--- begin Data listing ---
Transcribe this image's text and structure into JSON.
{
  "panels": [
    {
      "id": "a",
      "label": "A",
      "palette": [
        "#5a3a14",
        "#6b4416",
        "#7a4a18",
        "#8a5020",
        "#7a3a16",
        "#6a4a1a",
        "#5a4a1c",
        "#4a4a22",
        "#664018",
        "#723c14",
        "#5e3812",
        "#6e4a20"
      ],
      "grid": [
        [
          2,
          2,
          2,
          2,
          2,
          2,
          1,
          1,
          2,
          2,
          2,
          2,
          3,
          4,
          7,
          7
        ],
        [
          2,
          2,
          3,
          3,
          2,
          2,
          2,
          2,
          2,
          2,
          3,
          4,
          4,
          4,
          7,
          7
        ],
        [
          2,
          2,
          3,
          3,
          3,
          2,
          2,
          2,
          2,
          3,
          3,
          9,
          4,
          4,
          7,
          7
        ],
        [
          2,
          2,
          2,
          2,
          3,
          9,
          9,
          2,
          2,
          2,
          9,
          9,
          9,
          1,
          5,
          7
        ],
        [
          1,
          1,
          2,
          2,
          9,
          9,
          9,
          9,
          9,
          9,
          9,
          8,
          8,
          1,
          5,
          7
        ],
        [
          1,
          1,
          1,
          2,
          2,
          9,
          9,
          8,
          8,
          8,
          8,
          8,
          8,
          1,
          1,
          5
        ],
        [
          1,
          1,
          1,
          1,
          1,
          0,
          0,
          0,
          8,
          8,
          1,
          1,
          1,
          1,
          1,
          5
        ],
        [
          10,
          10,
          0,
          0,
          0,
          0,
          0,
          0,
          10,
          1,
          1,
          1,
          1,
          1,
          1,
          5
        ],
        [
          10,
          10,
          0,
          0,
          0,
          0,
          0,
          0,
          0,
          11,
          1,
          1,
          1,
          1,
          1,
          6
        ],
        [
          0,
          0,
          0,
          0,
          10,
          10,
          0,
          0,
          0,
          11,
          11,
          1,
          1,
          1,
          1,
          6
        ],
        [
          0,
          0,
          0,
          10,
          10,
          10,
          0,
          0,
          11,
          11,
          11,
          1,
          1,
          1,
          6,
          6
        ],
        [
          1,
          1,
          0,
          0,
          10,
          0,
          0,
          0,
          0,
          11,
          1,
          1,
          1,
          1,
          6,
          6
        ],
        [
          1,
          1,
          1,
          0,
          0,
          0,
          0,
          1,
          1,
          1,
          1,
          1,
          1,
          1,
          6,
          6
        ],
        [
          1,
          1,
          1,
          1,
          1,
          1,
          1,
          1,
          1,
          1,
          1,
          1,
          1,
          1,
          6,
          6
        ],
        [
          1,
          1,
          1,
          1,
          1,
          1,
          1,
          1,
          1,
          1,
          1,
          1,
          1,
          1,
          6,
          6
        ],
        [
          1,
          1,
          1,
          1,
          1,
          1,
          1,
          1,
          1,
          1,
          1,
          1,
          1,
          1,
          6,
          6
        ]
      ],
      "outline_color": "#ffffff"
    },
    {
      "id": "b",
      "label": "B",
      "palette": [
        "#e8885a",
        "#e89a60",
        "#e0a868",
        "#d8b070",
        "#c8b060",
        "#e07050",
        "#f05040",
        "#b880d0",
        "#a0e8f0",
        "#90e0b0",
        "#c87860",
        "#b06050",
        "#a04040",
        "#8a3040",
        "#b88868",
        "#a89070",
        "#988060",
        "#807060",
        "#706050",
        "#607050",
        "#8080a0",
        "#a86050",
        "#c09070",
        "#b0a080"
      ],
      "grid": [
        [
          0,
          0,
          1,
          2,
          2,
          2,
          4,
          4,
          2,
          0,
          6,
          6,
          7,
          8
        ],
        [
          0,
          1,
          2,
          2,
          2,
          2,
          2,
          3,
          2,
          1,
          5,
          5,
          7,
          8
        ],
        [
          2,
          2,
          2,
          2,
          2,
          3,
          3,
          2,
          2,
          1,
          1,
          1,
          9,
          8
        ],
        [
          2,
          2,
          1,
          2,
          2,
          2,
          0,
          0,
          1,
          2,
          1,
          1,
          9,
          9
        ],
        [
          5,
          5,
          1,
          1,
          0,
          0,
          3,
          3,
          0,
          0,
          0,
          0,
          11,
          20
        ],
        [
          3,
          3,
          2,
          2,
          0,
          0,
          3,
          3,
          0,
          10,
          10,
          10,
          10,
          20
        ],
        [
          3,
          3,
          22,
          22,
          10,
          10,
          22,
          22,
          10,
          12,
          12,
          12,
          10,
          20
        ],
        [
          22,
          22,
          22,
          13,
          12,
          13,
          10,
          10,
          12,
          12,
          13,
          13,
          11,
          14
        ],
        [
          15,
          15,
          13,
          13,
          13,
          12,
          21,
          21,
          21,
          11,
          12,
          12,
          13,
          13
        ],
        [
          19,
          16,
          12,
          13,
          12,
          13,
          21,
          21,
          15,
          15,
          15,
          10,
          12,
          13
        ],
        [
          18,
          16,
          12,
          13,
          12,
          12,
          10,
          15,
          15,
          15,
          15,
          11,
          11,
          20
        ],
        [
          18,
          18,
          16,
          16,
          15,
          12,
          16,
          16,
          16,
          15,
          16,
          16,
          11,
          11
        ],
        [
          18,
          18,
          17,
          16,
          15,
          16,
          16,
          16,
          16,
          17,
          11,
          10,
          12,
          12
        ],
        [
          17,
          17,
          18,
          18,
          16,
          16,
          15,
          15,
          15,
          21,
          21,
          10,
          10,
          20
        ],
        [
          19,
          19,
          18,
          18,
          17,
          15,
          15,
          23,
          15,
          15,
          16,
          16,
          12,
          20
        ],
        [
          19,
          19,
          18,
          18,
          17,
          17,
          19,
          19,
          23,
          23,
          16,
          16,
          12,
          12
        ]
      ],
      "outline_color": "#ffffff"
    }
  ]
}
--- end Data listing ---
Goal of the exercise
Your task is to print the whole listing again exactly.

Correct answer
Transcribe this image's text and structure into JSON.
{
  "panels": [
    {
      "id": "a",
      "label": "A",
      "palette": [
        "#5a3a14",
        "#6b4416",
        "#7a4a18",
        "#8a5020",
        "#7a3a16",
        "#6a4a1a",
        "#5a4a1c",
        "#4a4a22",
        "#664018",
        "#723c14",
        "#5e3812",
        "#6e4a20"
      ],
      "grid": [
        [
          2,
          2,
          2,
          2,
          2,
          2,
          1,
          1,
          2,
          2,
          2,
          2,
          3,
          4,
          7,
          7
        ],
        [
          2,
          2,
          3,
          3,
          2,
          2,
          2,
          2,
          2,
          2,
          3,
          4,
          4,
          4,
          7,
          7
        ],
        [
          2,
          2,
          3,
          3,
          3,
          2,
          2,
          2,
          2,
          3,
          3,
          9,
          4,
          4,
          7,
          7
        ],
        [
          2,
          2,
          2,
          2,
          3,
          9,
          9,
          2,
          2,
          2,
          9,
          9,
          9,
          1,
          5,
          7
        ],
        [
          1,
          1,
          2,
          2,
          9,
          9,
          9,
          9,
          9,
          9,
          9,
          8,
          8,
          1,
          5,
          7
        ],
        [
          1,
          1,
          1,
          2,
          2,
          9,
          9,
          8,
          8,
          8,
          8,
          8,
          8,
          1,
          1,
          5
        ],
        [
          1,
          1,
          1,
          1,
          1,
          0,
          0,
          0,
          8,
          8,
          1,
          1,
          1,
          1,
          1,
          5
        ],
        [
          10,
          10,
          0,
          0,
          0,
          0,
          0,
          0,
          10,
          1,
          1,
          1,
          1,
          1,
          1,
          5
        ],
        [
          10,
          10,
          0,
          0,
          0,
          0,
          0,
          0,
          0,
          11,
          1,
          1,
          1,
          1,
          1,
          6
        ],
        [
          0,
          0,
          0,
          0,
          10,
          10,
          0,
          0,
          0,
          11,
          11,
          1,
          1,
          1,
          1,
          6
        ],
        [
          0,
          0,
          0,
          10,
          10,
          10,
          0,
          0,
          11,
          11,
          11,
          1,
          1,
          1,
          6,
          6
        ],
        [
          1,
          1,
          0,
          0,
          10,
          0,
          0,
          0,
          0,
          11,
          1,
          1,
          1,
          1,
          6,
          6
        ],
        [
          1,
          1,
          1,
          0,
          0,
          0,
          0,
          1,
          1,
          1,
          1,
          1,
          1,
          1,
          6,
          6
        ],
        [
          1,
          1,
          1,
          1,
          1,
          1,
          1,
          1,
          1,
          1,
          1,
          1,
          1,
          1,
          6,
          6
        ],
        [
          1,
          1,
          1,
          1,
          1,
          1,
          1,
          1,
          1,
          1,
          1,
          1,
          1,
          1,
          6,
          6
        ],
        [
          1,
          1,
          1,
          1,
          1,
          1,
          1,
          1,
          1,
          1,
          1,
          1,
          1,
          1,
          6,
          6
        ]
      ],
      "outline_color": "#ffffff"
    },
    {
      "id": "b",
      "label": "B",
      "palette": [
        "#e8885a",
        "#e89a60",
        "#e0a868",
        "#d8b070",
        "#c8b060",
        "#e07050",
        "#f05040",
        "#b880d0",
        "#a0e8f0",
        "#90e0b0",
        "#c87860",
        "#b06050",
        "#a04040",
        "#8a3040",
        "#b88868",
        "#a89070",
        "#988060",
        "#807060",
        "#706050",
        "#607050",
        "#8080a0",
        "#a86050",
        "#c09070",
        "#b0a080"
      ],
      "grid": [
        [
          0,
          0,
          1,
          2,
          2,
          2,
          4,
          4,
          2,
          0,
          6,
          6,
          7,
          8
        ],
        [
          0,
          1,
          2,
          2,
          2,
          2,
          2,
          3,
          2,
          1,
          5,
          5,
          7,
          8
        ],
        [
          2,
          2,
          2,
          2,
          2,
          3,
          3,
          2,
          2,
          1,
          1,
          1,
          9,
          8
        ],
        [
          2,
          2,
          1,
          2,
          2,
          2,
          0,
          0,
          1,
          2,
          1,
          1,
          9,
          9
        ],
        [
          5,
          5,
          1,
          1,
          0,
          0,
          3,
          3,
          0,
          0,
          0,
          0,
          11,
          20
        ],
        [
          3,
          3,
          2,
          2,
          0,
          0,
          3,
          3,
          0,
          10,
          10,
          10,
          10,
          20
        ],
        [
          3,
          3,
          22,
          22,
          10,
          10,
          22,
          22,
          10,
          12,
          12,
          12,
          10,
          20
        ],
        [
          22,
          22,
          22,
          13,
          12,
          13,
          10,
          10,
          12,
          12,
          13,
          13,
          11,
          14
        ],
        [
          15,
          15,
          13,
          13,
          13,
          12,
          21,
          21,
          21,
          11,
          12,
          12,
          13,
          13
        ],
        [
          19,
          16,
          12,
          13,
          12,
          13,
          21,
          21,
          15,
          15,
          15,
          10,
          12,
          13
        ],
        [
          18,
          16,
          12,
          13,
          12,
          12,
          10,
          15,
          15,
          15,
          15,
          11,
          11,
          20
        ],
        [
          18,
          18,
          16,
          16,
          15,
          12,
          16,
          16,
          16,
          15,
          16,
          16,
          11,
          11
        ],
        [
          18,
          18,
          17,
          16,
          15,
          16,
          16,
          16,
          16,
          17,
          11,
          10,
          12,
          12
        ],
        [
          17,
          17,
          18,
          18,
          16,
          16,
          15,
          15,
          15,
          21,
          21,
          10,
          10,
          20
        ],
        [
          19,
          19,
          18,
          18,
          17,
          15,
          15,
          23,
          15,
          15,
          16,
          16,
          12,
          20
        ],
        [
          19,
          19,
          18,
          18,
          17,
          17,
          19,
          19,
          23,
          23,
          16,
          16,
          12,
          12
        ]
      ],
      "outline_color": "#ffffff"
    }
  ]
}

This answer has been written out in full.